» **Goal**:
Send back the entries below exactly as they appear.

» **Dataset records**:

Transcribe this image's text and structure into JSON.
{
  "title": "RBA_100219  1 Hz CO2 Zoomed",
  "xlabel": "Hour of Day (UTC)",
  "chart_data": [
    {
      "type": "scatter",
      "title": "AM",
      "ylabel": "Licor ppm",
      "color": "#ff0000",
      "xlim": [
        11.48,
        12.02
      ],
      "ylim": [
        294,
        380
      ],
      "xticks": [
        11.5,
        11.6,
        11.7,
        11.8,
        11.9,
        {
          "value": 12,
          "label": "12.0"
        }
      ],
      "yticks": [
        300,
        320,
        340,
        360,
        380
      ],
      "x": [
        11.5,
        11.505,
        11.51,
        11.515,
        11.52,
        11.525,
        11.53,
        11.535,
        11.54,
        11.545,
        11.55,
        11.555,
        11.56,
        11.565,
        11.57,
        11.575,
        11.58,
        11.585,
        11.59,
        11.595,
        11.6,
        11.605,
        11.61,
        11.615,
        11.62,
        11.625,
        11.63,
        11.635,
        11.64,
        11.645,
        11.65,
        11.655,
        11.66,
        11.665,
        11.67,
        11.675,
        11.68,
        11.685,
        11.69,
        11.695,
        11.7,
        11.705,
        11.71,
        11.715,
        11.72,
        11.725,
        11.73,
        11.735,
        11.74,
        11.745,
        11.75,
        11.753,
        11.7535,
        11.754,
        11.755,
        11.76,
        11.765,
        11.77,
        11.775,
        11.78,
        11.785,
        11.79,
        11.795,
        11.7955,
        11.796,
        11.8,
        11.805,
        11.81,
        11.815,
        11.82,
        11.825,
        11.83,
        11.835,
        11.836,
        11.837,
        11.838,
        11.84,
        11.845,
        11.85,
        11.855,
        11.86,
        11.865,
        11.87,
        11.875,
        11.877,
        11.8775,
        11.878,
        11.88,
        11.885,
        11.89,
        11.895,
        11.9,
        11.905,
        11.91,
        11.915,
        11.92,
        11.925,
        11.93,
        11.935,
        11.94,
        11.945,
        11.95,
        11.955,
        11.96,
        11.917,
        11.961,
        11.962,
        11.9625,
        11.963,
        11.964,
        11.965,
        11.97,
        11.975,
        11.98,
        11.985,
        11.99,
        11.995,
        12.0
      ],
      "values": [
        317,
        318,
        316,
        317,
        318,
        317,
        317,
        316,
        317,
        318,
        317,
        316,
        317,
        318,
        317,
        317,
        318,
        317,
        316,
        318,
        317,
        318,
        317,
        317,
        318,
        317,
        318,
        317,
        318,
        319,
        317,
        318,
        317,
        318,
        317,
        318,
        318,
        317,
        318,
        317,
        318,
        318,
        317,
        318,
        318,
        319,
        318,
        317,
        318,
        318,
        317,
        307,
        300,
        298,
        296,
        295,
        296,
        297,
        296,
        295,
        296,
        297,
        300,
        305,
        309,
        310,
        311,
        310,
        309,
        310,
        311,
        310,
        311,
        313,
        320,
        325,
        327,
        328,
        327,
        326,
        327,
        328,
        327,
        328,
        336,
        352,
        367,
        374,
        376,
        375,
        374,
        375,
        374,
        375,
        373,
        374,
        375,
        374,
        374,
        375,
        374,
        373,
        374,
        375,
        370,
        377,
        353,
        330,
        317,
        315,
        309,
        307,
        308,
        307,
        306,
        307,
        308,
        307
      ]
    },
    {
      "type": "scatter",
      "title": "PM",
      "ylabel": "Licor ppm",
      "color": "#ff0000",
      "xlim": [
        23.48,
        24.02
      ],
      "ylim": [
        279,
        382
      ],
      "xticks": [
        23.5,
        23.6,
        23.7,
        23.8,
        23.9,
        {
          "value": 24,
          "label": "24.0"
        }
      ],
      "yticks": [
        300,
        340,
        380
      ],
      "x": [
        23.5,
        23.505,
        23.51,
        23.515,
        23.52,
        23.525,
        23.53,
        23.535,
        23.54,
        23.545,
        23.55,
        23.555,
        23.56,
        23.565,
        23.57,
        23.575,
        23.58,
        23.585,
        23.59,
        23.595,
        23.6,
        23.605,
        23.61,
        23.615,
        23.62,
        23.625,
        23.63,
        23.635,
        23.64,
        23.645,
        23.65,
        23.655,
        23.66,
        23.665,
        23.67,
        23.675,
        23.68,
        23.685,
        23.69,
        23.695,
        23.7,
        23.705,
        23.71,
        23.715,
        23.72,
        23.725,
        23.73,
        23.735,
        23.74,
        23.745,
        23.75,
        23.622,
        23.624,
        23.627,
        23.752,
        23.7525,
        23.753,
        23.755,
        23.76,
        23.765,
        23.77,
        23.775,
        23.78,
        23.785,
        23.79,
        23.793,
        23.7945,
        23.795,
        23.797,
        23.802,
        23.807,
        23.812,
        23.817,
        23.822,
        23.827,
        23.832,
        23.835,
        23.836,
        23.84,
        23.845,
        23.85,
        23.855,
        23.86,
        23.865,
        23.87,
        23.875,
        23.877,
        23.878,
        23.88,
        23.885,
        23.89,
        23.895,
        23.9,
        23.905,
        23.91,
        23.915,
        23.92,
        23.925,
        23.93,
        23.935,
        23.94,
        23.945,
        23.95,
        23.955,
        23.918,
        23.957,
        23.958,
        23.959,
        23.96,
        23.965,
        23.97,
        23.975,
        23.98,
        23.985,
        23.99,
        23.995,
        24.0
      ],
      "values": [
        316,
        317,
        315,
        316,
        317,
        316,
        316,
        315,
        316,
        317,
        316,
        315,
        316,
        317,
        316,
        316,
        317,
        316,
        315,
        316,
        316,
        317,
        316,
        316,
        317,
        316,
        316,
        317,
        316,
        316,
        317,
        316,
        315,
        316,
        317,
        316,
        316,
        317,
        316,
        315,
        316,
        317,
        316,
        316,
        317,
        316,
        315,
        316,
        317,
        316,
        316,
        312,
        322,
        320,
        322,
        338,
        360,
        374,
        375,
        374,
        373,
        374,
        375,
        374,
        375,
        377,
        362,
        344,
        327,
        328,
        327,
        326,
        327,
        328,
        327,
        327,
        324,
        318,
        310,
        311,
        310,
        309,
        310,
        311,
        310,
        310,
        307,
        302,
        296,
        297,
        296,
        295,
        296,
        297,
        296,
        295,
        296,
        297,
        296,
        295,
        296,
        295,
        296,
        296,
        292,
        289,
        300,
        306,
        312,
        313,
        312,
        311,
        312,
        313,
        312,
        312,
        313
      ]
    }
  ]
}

» **The response**:
Transcribe this image's text and structure into JSON.
{
  "title": "RBA_100219  1 Hz CO2 Zoomed",
  "xlabel": "Hour of Day (UTC)",
  "chart_data": [
    {
      "type": "scatter",
      "title": "AM",
      "ylabel": "Licor ppm",
      "color": "#ff0000",
      "xlim": [
        11.48,
        12.02
      ],
      "ylim": [
        294,
        380
      ],
      "xticks": [
        11.5,
        11.6,
        11.7,
        11.8,
        11.9,
        {
          "value": 12,
          "label": "12.0"
        }
      ],
      "yticks": [
        300,
        320,
        340,
        360,
        380
      ],
      "x": [
        11.5,
        11.505,
        11.51,
        11.515,
        11.52,
        11.525,
        11.53,
        11.535,
        11.54,
        11.545,
        11.55,
        11.555,
        11.56,
        11.565,
        11.57,
        11.575,
        11.58,
        11.585,
        11.59,
        11.595,
        11.6,
        11.605,
        11.61,
        11.615,
        11.62,
        11.625,
        11.63,
        11.635,
        11.64,
        11.645,
        11.65,
        11.655,
        11.66,
        11.665,
        11.67,
        11.675,
        11.68,
        11.685,
        11.69,
        11.695,
        11.7,
        11.705,
        11.71,
        11.715,
        11.72,
        11.725,
        11.73,
        11.735,
        11.74,
        11.745,
        11.75,
        11.753,
        11.7535,
        11.754,
        11.755,
        11.76,
        11.765,
        11.77,
        11.775,
        11.78,
        11.785,
        11.79,
        11.795,
        11.7955,
        11.796,
        11.8,
        11.805,
        11.81,
        11.815,
        11.82,
        11.825,
        11.83,
        11.835,
        11.836,
        11.837,
        11.838,
        11.84,
        11.845,
        11.85,
        11.855,
        11.86,
        11.865,
        11.87,
        11.875,
        11.877,
        11.8775,
        11.878,
        11.88,
        11.885,
        11.89,
        11.895,
        11.9,
        11.905,
        11.91,
        11.915,
        11.92,
        11.925,
        11.93,
        11.935,
        11.94,
        11.945,
        11.95,
        11.955,
        11.96,
        11.917,
        11.961,
        11.962,
        11.9625,
        11.963,
        11.964,
        11.965,
        11.97,
        11.975,
        11.98,
        11.985,
        11.99,
        11.995,
        12.0
      ],
      "values": [
        317,
        318,
        316,
        317,
        318,
        317,
        317,
        316,
        317,
        318,
        317,
        316,
        317,
        318,
        317,
        317,
        318,
        317,
        316,
        318,
        317,
        318,
        317,
        317,
        318,
        317,
        318,
        317,
        318,
        319,
        317,
        318,
        317,
        318,
        317,
        318,
        318,
        317,
        318,
        317,
        318,
        318,
        317,
        318,
        318,
        319,
        318,
        317,
        318,
        318,
        317,
        307,
        300,
        298,
        296,
        295,
        296,
        297,
        296,
        295,
        296,
        297,
        300,
        305,
        309,
        310,
        311,
        310,
        309,
        310,
        311,
        310,
        311,
        313,
        320,
        325,
        327,
        328,
        327,
        326,
        327,
        328,
        327,
        328,
        336,
        352,
        367,
        374,
        376,
        375,
        374,
        375,
        374,
        375,
        373,
        374,
        375,
        374,
        374,
        375,
        374,
        373,
        374,
        375,
        370,
        377,
        353,
        330,
        317,
        315,
        309,
        307,
        308,
        307,
        306,
        307,
        308,
        307
      ]
    },
    {
      "type": "scatter",
      "title": "PM",
      "ylabel": "Licor ppm",
      "color": "#ff0000",
      "xlim": [
        23.48,
        24.02
      ],
      "ylim": [
        279,
        382
      ],
      "xticks": [
        23.5,
        23.6,
        23.7,
        23.8,
        23.9,
        {
          "value": 24,
          "label": "24.0"
        }
      ],
      "yticks": [
        300,
        340,
        380
      ],
      "x": [
        23.5,
        23.505,
        23.51,
        23.515,
        23.52,
        23.525,
        23.53,
        23.535,
        23.54,
        23.545,
        23.55,
        23.555,
        23.56,
        23.565,
        23.57,
        23.575,
        23.58,
        23.585,
        23.59,
        23.595,
        23.6,
        23.605,
        23.61,
        23.615,
        23.62,
        23.625,
        23.63,
        23.635,
        23.64,
        23.645,
        23.65,
        23.655,
        23.66,
        23.665,
        23.67,
        23.675,
        23.68,
        23.685,
        23.69,
        23.695,
        23.7,
        23.705,
        23.71,
        23.715,
        23.72,
        23.725,
        23.73,
        23.735,
        23.74,
        23.745,
        23.75,
        23.622,
        23.624,
        23.627,
        23.752,
        23.7525,
        23.753,
        23.755,
        23.76,
        23.765,
        23.77,
        23.775,
        23.78,
        23.785,
        23.79,
        23.793,
        23.7945,
        23.795,
        23.797,
        23.802,
        23.807,
        23.812,
        23.817,
        23.822,
        23.827,
        23.832,
        23.835,
        23.836,
        23.84,
        23.845,
        23.85,
        23.855,
        23.86,
        23.865,
        23.87,
        23.875,
        23.877,
        23.878,
        23.88,
        23.885,
        23.89,
        23.895,
        23.9,
        23.905,
        23.91,
        23.915,
        23.92,
        23.925,
        23.93,
        23.935,
        23.94,
        23.945,
        23.95,
        23.955,
        23.918,
        23.957,
        23.958,
        23.959,
        23.96,
        23.965,
        23.97,
        23.975,
        23.98,
        23.985,
        23.99,
        23.995,
        24.0
      ],
      "values": [
        316,
        317,
        315,
        316,
        317,
        316,
        316,
        315,
        316,
        317,
        316,
        315,
        316,
        317,
        316,
        316,
        317,
        316,
        315,
        316,
        316,
        317,
        316,
        316,
        317,
        316,
        316,
        317,
        316,
        316,
        317,
        316,
        315,
        316,
        317,
        316,
        316,
        317,
        316,
        315,
        316,
        317,
        316,
        316,
        317,
        316,
        315,
        316,
        317,
        316,
        316,
        312,
        322,
        320,
        322,
        338,
        360,
        374,
        375,
        374,
        373,
        374,
        375,
        374,
        375,
        377,
        362,
        344,
        327,
        328,
        327,
        326,
        327,
        328,
        327,
        327,
        324,
        318,
        310,
        311,
        310,
        309,
        310,
        311,
        310,
        310,
        307,
        302,
        296,
        297,
        296,
        295,
        296,
        297,
        296,
        295,
        296,
        297,
        296,
        295,
        296,
        295,
        296,
        296,
        292,
        289,
        300,
        306,
        312,
        313,
        312,
        311,
        312,
        313,
        312,
        312,
        313
      ]
    }
  ]
}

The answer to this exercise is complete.